- EXERCISE:
Scan the material and copy every line in which "heading" appears.

******************************

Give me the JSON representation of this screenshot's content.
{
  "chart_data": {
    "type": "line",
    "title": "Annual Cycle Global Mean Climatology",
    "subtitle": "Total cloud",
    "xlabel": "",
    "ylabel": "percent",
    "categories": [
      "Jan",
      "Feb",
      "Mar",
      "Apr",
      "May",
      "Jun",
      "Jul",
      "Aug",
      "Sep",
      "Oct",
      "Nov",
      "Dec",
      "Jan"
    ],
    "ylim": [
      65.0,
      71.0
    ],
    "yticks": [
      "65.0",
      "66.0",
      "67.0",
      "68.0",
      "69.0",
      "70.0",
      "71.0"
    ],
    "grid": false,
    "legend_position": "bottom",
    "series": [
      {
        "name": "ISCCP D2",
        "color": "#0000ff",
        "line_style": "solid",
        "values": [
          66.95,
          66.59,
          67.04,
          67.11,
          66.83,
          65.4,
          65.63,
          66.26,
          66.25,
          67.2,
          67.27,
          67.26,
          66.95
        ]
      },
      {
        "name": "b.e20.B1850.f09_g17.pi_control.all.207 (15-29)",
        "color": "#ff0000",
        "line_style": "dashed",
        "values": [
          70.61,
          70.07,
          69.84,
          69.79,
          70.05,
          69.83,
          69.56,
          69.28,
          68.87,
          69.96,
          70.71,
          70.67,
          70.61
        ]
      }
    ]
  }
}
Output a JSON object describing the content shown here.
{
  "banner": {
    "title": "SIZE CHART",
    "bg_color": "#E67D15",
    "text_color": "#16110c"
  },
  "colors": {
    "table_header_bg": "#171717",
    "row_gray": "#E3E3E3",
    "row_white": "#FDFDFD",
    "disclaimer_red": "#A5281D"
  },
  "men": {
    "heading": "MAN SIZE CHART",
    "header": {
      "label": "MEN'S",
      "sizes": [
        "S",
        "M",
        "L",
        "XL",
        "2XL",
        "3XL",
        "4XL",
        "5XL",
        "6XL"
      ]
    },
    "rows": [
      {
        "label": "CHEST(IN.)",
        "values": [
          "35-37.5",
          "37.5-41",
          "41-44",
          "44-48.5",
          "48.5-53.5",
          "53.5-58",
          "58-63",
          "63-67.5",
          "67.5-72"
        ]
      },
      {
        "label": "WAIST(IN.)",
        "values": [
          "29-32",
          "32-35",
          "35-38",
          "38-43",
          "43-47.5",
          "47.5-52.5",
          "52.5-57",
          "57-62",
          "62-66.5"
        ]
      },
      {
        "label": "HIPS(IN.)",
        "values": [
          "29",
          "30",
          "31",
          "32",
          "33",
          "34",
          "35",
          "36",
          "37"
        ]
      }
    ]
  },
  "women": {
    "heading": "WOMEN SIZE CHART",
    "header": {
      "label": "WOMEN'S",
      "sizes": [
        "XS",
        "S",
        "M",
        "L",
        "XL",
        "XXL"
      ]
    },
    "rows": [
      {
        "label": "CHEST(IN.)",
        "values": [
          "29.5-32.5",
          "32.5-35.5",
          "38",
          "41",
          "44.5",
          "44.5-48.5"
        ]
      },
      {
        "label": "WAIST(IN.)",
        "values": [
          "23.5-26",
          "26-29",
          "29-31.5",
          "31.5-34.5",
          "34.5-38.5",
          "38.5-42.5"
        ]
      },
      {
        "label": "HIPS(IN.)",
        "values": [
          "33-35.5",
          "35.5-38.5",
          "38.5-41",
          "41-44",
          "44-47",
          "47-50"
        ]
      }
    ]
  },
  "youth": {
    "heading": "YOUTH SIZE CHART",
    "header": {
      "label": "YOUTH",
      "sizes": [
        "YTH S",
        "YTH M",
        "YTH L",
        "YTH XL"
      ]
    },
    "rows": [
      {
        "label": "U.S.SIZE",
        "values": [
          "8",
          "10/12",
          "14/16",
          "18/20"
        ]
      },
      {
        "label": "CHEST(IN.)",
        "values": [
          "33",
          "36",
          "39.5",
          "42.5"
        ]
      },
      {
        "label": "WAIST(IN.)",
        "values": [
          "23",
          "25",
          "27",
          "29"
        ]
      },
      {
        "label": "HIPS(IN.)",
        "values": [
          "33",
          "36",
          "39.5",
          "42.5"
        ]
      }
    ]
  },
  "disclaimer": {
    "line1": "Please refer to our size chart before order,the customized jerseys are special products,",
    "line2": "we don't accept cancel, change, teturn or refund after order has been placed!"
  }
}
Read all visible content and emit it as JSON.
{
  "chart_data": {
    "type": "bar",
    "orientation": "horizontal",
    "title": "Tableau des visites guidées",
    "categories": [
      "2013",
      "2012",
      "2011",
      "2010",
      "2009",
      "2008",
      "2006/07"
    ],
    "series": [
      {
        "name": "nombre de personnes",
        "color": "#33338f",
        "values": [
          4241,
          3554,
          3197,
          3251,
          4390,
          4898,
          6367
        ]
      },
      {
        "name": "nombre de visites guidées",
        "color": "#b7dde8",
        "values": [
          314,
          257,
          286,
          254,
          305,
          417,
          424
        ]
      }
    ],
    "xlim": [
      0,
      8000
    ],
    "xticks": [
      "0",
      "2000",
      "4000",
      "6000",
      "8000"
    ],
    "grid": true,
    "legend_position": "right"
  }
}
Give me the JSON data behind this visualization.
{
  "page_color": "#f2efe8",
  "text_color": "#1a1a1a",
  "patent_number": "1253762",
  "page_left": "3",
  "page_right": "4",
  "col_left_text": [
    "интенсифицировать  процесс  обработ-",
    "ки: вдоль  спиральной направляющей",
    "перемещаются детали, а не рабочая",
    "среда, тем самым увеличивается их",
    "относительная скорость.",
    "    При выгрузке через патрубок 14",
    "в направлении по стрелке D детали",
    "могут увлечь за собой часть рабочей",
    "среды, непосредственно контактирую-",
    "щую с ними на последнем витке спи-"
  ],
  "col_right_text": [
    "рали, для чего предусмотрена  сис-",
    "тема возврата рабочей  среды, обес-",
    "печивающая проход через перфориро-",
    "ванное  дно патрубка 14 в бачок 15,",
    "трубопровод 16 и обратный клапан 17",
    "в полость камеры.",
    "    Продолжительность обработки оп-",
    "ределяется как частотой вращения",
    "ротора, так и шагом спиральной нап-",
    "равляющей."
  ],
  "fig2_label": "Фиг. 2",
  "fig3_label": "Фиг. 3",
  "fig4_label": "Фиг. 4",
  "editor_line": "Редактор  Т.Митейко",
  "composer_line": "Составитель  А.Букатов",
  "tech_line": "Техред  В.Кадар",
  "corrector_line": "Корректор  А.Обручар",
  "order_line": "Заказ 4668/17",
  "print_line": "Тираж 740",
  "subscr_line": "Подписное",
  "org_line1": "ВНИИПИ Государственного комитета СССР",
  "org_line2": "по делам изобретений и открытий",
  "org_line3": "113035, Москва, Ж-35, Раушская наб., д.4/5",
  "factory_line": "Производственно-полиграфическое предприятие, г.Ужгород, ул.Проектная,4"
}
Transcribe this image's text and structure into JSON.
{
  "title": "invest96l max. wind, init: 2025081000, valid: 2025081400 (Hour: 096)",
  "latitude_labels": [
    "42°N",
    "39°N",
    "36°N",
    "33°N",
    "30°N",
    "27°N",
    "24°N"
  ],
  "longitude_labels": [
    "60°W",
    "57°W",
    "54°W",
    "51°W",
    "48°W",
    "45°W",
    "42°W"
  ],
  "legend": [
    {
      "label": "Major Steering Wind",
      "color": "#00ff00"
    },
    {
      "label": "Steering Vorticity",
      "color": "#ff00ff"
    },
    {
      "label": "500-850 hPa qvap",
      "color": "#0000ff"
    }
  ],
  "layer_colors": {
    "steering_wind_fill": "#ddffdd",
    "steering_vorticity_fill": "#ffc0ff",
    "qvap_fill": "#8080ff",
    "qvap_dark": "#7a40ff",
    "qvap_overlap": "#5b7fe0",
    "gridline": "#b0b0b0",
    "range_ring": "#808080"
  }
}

******************************

- EXERCISE RESULT:
    "heading": "MAN SIZE CHART",
    "heading": "WOMEN SIZE CHART",
    "heading": "YOUTH SIZE CHART",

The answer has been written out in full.